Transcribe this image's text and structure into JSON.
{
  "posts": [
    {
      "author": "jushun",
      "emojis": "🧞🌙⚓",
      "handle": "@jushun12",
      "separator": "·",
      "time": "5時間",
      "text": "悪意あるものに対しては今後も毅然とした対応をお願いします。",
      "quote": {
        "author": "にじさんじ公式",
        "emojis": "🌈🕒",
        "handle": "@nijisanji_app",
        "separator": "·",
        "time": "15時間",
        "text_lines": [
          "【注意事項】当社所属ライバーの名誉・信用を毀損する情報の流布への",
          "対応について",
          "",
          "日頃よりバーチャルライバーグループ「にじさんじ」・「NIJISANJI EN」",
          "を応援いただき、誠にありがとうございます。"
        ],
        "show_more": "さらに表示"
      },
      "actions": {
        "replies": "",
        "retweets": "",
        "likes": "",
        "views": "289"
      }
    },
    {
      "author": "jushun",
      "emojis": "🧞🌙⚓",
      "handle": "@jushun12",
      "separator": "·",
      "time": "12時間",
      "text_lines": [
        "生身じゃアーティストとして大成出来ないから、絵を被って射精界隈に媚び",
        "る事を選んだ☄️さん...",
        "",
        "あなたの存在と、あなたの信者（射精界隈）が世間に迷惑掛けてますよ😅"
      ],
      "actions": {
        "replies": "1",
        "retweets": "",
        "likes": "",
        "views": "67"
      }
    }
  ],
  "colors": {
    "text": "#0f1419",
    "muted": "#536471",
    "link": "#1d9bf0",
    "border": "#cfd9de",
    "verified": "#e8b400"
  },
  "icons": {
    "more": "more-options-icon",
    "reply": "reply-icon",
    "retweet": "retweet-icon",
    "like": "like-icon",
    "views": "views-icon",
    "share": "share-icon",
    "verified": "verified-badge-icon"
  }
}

++++

Recopy the entries above in their entirety, exactly.

Transcribe this image's text and structure into JSON.
{
  "posts": [
    {
      "author": "jushun",
      "emojis": "🧞🌙⚓",
      "handle": "@jushun12",
      "separator": "·",
      "time": "5時間",
      "text": "悪意あるものに対しては今後も毅然とした対応をお願いします。",
      "quote": {
        "author": "にじさんじ公式",
        "emojis": "🌈🕒",
        "handle": "@nijisanji_app",
        "separator": "·",
        "time": "15時間",
        "text_lines": [
          "【注意事項】当社所属ライバーの名誉・信用を毀損する情報の流布への",
          "対応について",
          "",
          "日頃よりバーチャルライバーグループ「にじさんじ」・「NIJISANJI EN」",
          "を応援いただき、誠にありがとうございます。"
        ],
        "show_more": "さらに表示"
      },
      "actions": {
        "replies": "",
        "retweets": "",
        "likes": "",
        "views": "289"
      }
    },
    {
      "author": "jushun",
      "emojis": "🧞🌙⚓",
      "handle": "@jushun12",
      "separator": "·",
      "time": "12時間",
      "text_lines": [
        "生身じゃアーティストとして大成出来ないから、絵を被って射精界隈に媚び",
        "る事を選んだ☄️さん...",
        "",
        "あなたの存在と、あなたの信者（射精界隈）が世間に迷惑掛けてますよ😅"
      ],
      "actions": {
        "replies": "1",
        "retweets": "",
        "likes": "",
        "views": "67"
      }
    }
  ],
  "colors": {
    "text": "#0f1419",
    "muted": "#536471",
    "link": "#1d9bf0",
    "border": "#cfd9de",
    "verified": "#e8b400"
  },
  "icons": {
    "more": "more-options-icon",
    "reply": "reply-icon",
    "retweet": "retweet-icon",
    "like": "like-icon",
    "views": "views-icon",
    "share": "share-icon",
    "verified": "verified-badge-icon"
  }
}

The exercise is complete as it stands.